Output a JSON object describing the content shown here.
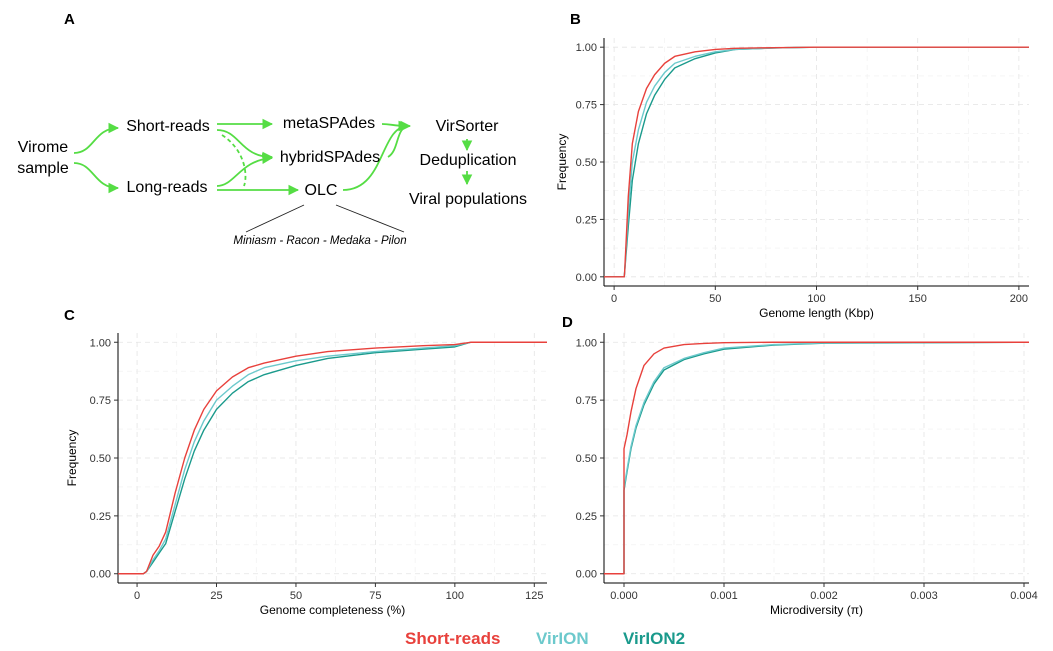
{
  "panel_labels": [
    "A",
    "B",
    "C",
    "D"
  ],
  "diagram": {
    "nodes": {
      "sample_line1": "Virome",
      "sample_line2": "sample",
      "short_reads": "Short-reads",
      "long_reads": "Long-reads",
      "metaspades": "metaSPAdes",
      "hybridspades": "hybridSPAdes",
      "olc": "OLC",
      "virsorter": "VirSorter",
      "dedup": "Deduplication",
      "viral_pop": "Viral populations"
    },
    "olc_pipeline": "Miniasm - Racon - Medaka - Pilon",
    "arrow_color": "#55dd44"
  },
  "legend": [
    {
      "name": "Short-reads",
      "color": "#e8413c"
    },
    {
      "name": "VirION",
      "color": "#6cc9cc"
    },
    {
      "name": "VirION2",
      "color": "#1a9a8c"
    }
  ],
  "chart_data": [
    {
      "panel": "B",
      "type": "line",
      "xlabel": "Genome length (Kbp)",
      "ylabel": "Frequency",
      "xlim": [
        -5,
        205
      ],
      "ylim": [
        -0.04,
        1.04
      ],
      "xticks": [
        "0",
        "50",
        "100",
        "150",
        "200"
      ],
      "yticks": [
        "0.00",
        "0.25",
        "0.50",
        "0.75",
        "1.00"
      ],
      "grid": true,
      "series": [
        {
          "name": "Short-reads",
          "x": [
            -5,
            5,
            5.2,
            7,
            9,
            12,
            16,
            20,
            25,
            30,
            40,
            50,
            60,
            80,
            100,
            205
          ],
          "y": [
            0,
            0,
            0.02,
            0.35,
            0.58,
            0.72,
            0.82,
            0.88,
            0.93,
            0.96,
            0.98,
            0.99,
            0.995,
            0.998,
            1,
            1
          ]
        },
        {
          "name": "VirION",
          "x": [
            -5,
            5,
            5.2,
            7,
            9,
            12,
            16,
            20,
            25,
            30,
            40,
            50,
            60,
            80,
            100,
            205
          ],
          "y": [
            0,
            0,
            0.02,
            0.28,
            0.5,
            0.64,
            0.76,
            0.83,
            0.89,
            0.93,
            0.96,
            0.98,
            0.99,
            0.997,
            1,
            1
          ]
        },
        {
          "name": "VirION2",
          "x": [
            -5,
            5,
            5.2,
            7,
            9,
            12,
            16,
            20,
            25,
            30,
            40,
            50,
            60,
            80,
            100,
            205
          ],
          "y": [
            0,
            0,
            0.02,
            0.22,
            0.42,
            0.58,
            0.71,
            0.79,
            0.86,
            0.91,
            0.95,
            0.975,
            0.99,
            0.997,
            1,
            1
          ]
        }
      ]
    },
    {
      "panel": "C",
      "type": "line",
      "xlabel": "Genome completeness (%)",
      "ylabel": "Frequency",
      "xlim": [
        -6,
        129
      ],
      "ylim": [
        -0.04,
        1.04
      ],
      "xticks": [
        "0",
        "25",
        "50",
        "75",
        "100",
        "125"
      ],
      "yticks": [
        "0.00",
        "0.25",
        "0.50",
        "0.75",
        "1.00"
      ],
      "grid": true,
      "series": [
        {
          "name": "Short-reads",
          "x": [
            -6,
            2,
            3,
            5,
            7,
            9,
            12,
            15,
            18,
            21,
            25,
            30,
            35,
            40,
            50,
            60,
            75,
            90,
            100,
            105,
            129
          ],
          "y": [
            0,
            0,
            0.01,
            0.08,
            0.12,
            0.18,
            0.35,
            0.5,
            0.62,
            0.71,
            0.79,
            0.85,
            0.89,
            0.91,
            0.94,
            0.96,
            0.975,
            0.985,
            0.99,
            1,
            1
          ]
        },
        {
          "name": "VirION",
          "x": [
            -6,
            2,
            3,
            5,
            7,
            9,
            12,
            15,
            18,
            21,
            25,
            30,
            35,
            40,
            50,
            60,
            75,
            90,
            100,
            105,
            129
          ],
          "y": [
            0,
            0,
            0.01,
            0.06,
            0.1,
            0.15,
            0.3,
            0.45,
            0.57,
            0.66,
            0.75,
            0.81,
            0.86,
            0.89,
            0.92,
            0.94,
            0.96,
            0.975,
            0.985,
            1,
            1
          ]
        },
        {
          "name": "VirION2",
          "x": [
            -6,
            2,
            3,
            5,
            7,
            9,
            12,
            15,
            18,
            21,
            25,
            30,
            35,
            40,
            50,
            60,
            75,
            90,
            100,
            105,
            129
          ],
          "y": [
            0,
            0,
            0.01,
            0.05,
            0.09,
            0.13,
            0.27,
            0.41,
            0.53,
            0.62,
            0.71,
            0.78,
            0.83,
            0.86,
            0.9,
            0.93,
            0.955,
            0.97,
            0.98,
            1,
            1
          ]
        }
      ]
    },
    {
      "panel": "D",
      "type": "line",
      "xlabel": "Microdiversity (π)",
      "ylabel": "",
      "xlim": [
        -0.0002,
        0.00405
      ],
      "ylim": [
        -0.04,
        1.04
      ],
      "xticks": [
        "0.000",
        "0.001",
        "0.002",
        "0.003",
        "0.004"
      ],
      "yticks": [
        "0.00",
        "0.25",
        "0.50",
        "0.75",
        "1.00"
      ],
      "grid": true,
      "series": [
        {
          "name": "Short-reads",
          "x": [
            -0.0002,
            0,
            0,
            3e-05,
            7e-05,
            0.00012,
            0.0002,
            0.0003,
            0.0004,
            0.0006,
            0.0008,
            0.001,
            0.0015,
            0.002,
            0.00405
          ],
          "y": [
            0,
            0,
            0.54,
            0.6,
            0.7,
            0.8,
            0.9,
            0.95,
            0.975,
            0.99,
            0.995,
            0.998,
            1,
            1,
            1
          ]
        },
        {
          "name": "VirION",
          "x": [
            -0.0002,
            0,
            0,
            3e-05,
            7e-05,
            0.00012,
            0.0002,
            0.0003,
            0.0004,
            0.0006,
            0.0008,
            0.001,
            0.0015,
            0.002,
            0.00405
          ],
          "y": [
            0,
            0,
            0.37,
            0.45,
            0.55,
            0.64,
            0.74,
            0.83,
            0.89,
            0.93,
            0.955,
            0.975,
            0.99,
            0.997,
            1
          ]
        },
        {
          "name": "VirION2",
          "x": [
            -0.0002,
            0,
            0,
            3e-05,
            7e-05,
            0.00012,
            0.0002,
            0.0003,
            0.0004,
            0.0006,
            0.0008,
            0.001,
            0.0015,
            0.002,
            0.00405
          ],
          "y": [
            0,
            0,
            0.36,
            0.44,
            0.54,
            0.63,
            0.73,
            0.82,
            0.88,
            0.925,
            0.95,
            0.97,
            0.988,
            0.996,
            1
          ]
        }
      ]
    }
  ]
}
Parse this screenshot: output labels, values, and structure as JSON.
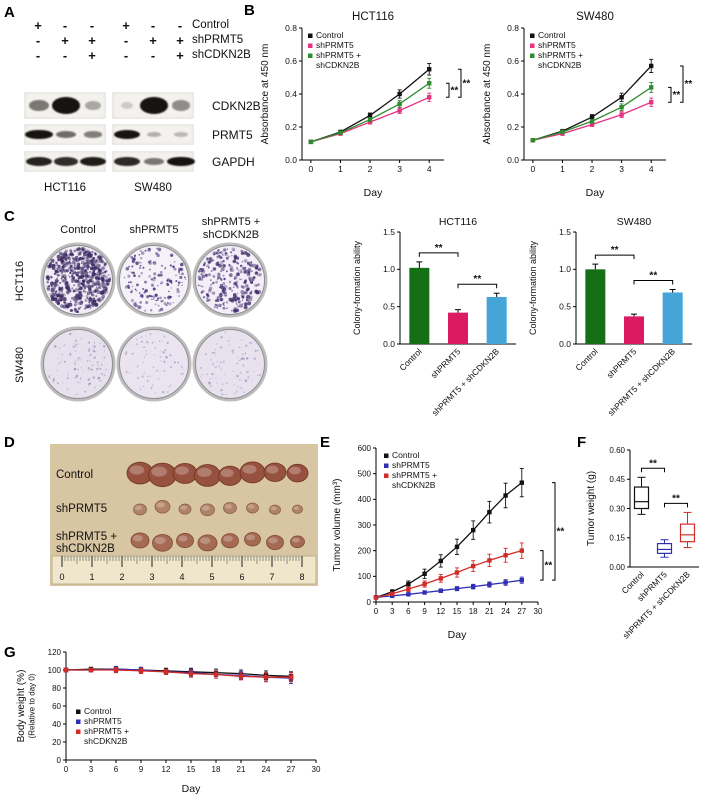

·····

__Activity__. Omit every picture while copying the listing above exactly.

__Reply__.
Output a JSON object describing the content shown here.
{
  "panel_labels": [
    "A",
    "B",
    "C",
    "D"
  ],
  "diagram": {
    "nodes": {
      "sample_line1": "Virome",
      "sample_line2": "sample",
      "short_reads": "Short-reads",
      "long_reads": "Long-reads",
      "metaspades": "metaSPAdes",
      "hybridspades": "hybridSPAdes",
      "olc": "OLC",
      "virsorter": "VirSorter",
      "dedup": "Deduplication",
      "viral_pop": "Viral populations"
    },
    "olc_pipeline": "Miniasm - Racon - Medaka - Pilon",
    "arrow_color": "#55dd44"
  },
  "legend": [
    {
      "name": "Short-reads",
      "color": "#e8413c"
    },
    {
      "name": "VirION",
      "color": "#6cc9cc"
    },
    {
      "name": "VirION2",
      "color": "#1a9a8c"
    }
  ],
  "chart_data": [
    {
      "panel": "B",
      "type": "line",
      "xlabel": "Genome length (Kbp)",
      "ylabel": "Frequency",
      "xlim": [
        -5,
        205
      ],
      "ylim": [
        -0.04,
        1.04
      ],
      "xticks": [
        "0",
        "50",
        "100",
        "150",
        "200"
      ],
      "yticks": [
        "0.00",
        "0.25",
        "0.50",
        "0.75",
        "1.00"
      ],
      "grid": true,
      "series": [
        {
          "name": "Short-reads",
          "x": [
            -5,
            5,
            5.2,
            7,
            9,
            12,
            16,
            20,
            25,
            30,
            40,
            50,
            60,
            80,
            100,
            205
          ],
          "y": [
            0,
            0,
            0.02,
            0.35,
            0.58,
            0.72,
            0.82,
            0.88,
            0.93,
            0.96,
            0.98,
            0.99,
            0.995,
            0.998,
            1,
            1
          ]
        },
        {
          "name": "VirION",
          "x": [
            -5,
            5,
            5.2,
            7,
            9,
            12,
            16,
            20,
            25,
            30,
            40,
            50,
            60,
            80,
            100,
            205
          ],
          "y": [
            0,
            0,
            0.02,
            0.28,
            0.5,
            0.64,
            0.76,
            0.83,
            0.89,
            0.93,
            0.96,
            0.98,
            0.99,
            0.997,
            1,
            1
          ]
        },
        {
          "name": "VirION2",
          "x": [
            -5,
            5,
            5.2,
            7,
            9,
            12,
            16,
            20,
            25,
            30,
            40,
            50,
            60,
            80,
            100,
            205
          ],
          "y": [
            0,
            0,
            0.02,
            0.22,
            0.42,
            0.58,
            0.71,
            0.79,
            0.86,
            0.91,
            0.95,
            0.975,
            0.99,
            0.997,
            1,
            1
          ]
        }
      ]
    },
    {
      "panel": "C",
      "type": "line",
      "xlabel": "Genome completeness (%)",
      "ylabel": "Frequency",
      "xlim": [
        -6,
        129
      ],
      "ylim": [
        -0.04,
        1.04
      ],
      "xticks": [
        "0",
        "25",
        "50",
        "75",
        "100",
        "125"
      ],
      "yticks": [
        "0.00",
        "0.25",
        "0.50",
        "0.75",
        "1.00"
      ],
      "grid": true,
      "series": [
        {
          "name": "Short-reads",
          "x": [
            -6,
            2,
            3,
            5,
            7,
            9,
            12,
            15,
            18,
            21,
            25,
            30,
            35,
            40,
            50,
            60,
            75,
            90,
            100,
            105,
            129
          ],
          "y": [
            0,
            0,
            0.01,
            0.08,
            0.12,
            0.18,
            0.35,
            0.5,
            0.62,
            0.71,
            0.79,
            0.85,
            0.89,
            0.91,
            0.94,
            0.96,
            0.975,
            0.985,
            0.99,
            1,
            1
          ]
        },
        {
          "name": "VirION",
          "x": [
            -6,
            2,
            3,
            5,
            7,
            9,
            12,
            15,
            18,
            21,
            25,
            30,
            35,
            40,
            50,
            60,
            75,
            90,
            100,
            105,
            129
          ],
          "y": [
            0,
            0,
            0.01,
            0.06,
            0.1,
            0.15,
            0.3,
            0.45,
            0.57,
            0.66,
            0.75,
            0.81,
            0.86,
            0.89,
            0.92,
            0.94,
            0.96,
            0.975,
            0.985,
            1,
            1
          ]
        },
        {
          "name": "VirION2",
          "x": [
            -6,
            2,
            3,
            5,
            7,
            9,
            12,
            15,
            18,
            21,
            25,
            30,
            35,
            40,
            50,
            60,
            75,
            90,
            100,
            105,
            129
          ],
          "y": [
            0,
            0,
            0.01,
            0.05,
            0.09,
            0.13,
            0.27,
            0.41,
            0.53,
            0.62,
            0.71,
            0.78,
            0.83,
            0.86,
            0.9,
            0.93,
            0.955,
            0.97,
            0.98,
            1,
            1
          ]
        }
      ]
    },
    {
      "panel": "D",
      "type": "line",
      "xlabel": "Microdiversity (π)",
      "ylabel": "",
      "xlim": [
        -0.0002,
        0.00405
      ],
      "ylim": [
        -0.04,
        1.04
      ],
      "xticks": [
        "0.000",
        "0.001",
        "0.002",
        "0.003",
        "0.004"
      ],
      "yticks": [
        "0.00",
        "0.25",
        "0.50",
        "0.75",
        "1.00"
      ],
      "grid": true,
      "series": [
        {
          "name": "Short-reads",
          "x": [
            -0.0002,
            0,
            0,
            3e-05,
            7e-05,
            0.00012,
            0.0002,
            0.0003,
            0.0004,
            0.0006,
            0.0008,
            0.001,
            0.0015,
            0.002,
            0.00405
          ],
          "y": [
            0,
            0,
            0.54,
            0.6,
            0.7,
            0.8,
            0.9,
            0.95,
            0.975,
            0.99,
            0.995,
            0.998,
            1,
            1,
            1
          ]
        },
        {
          "name": "VirION",
          "x": [
            -0.0002,
            0,
            0,
            3e-05,
            7e-05,
            0.00012,
            0.0002,
            0.0003,
            0.0004,
            0.0006,
            0.0008,
            0.001,
            0.0015,
            0.002,
            0.00405
          ],
          "y": [
            0,
            0,
            0.37,
            0.45,
            0.55,
            0.64,
            0.74,
            0.83,
            0.89,
            0.93,
            0.955,
            0.975,
            0.99,
            0.997,
            1
          ]
        },
        {
          "name": "VirION2",
          "x": [
            -0.0002,
            0,
            0,
            3e-05,
            7e-05,
            0.00012,
            0.0002,
            0.0003,
            0.0004,
            0.0006,
            0.0008,
            0.001,
            0.0015,
            0.002,
            0.00405
          ],
          "y": [
            0,
            0,
            0.36,
            0.44,
            0.54,
            0.63,
            0.73,
            0.82,
            0.88,
            0.925,
            0.95,
            0.97,
            0.988,
            0.996,
            1
          ]
        }
      ]
    }
  ]
}
Parse this screenshot: output labels, values, and structure as JSON.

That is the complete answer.